WHAT NEEDS TO BE DONE:
Would you return all of this data exactly, leaving nothing out?
-------
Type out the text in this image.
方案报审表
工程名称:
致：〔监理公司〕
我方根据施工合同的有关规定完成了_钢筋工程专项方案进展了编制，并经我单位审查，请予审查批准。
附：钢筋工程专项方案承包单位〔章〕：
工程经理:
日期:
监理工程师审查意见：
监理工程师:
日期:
-------
WRITTEN RESPONSE:
Type out the text in this image.
方案报审表
工程名称:
致：〔监理公司〕
我方根据施工合同的有关规定完成了_钢筋工程专项方案进展了编制，并经我单位审查，请予审查批准。
附：钢筋工程专项方案承包单位〔章〕：
工程经理:
日期:
监理工程师审查意见：
监理工程师:
日期:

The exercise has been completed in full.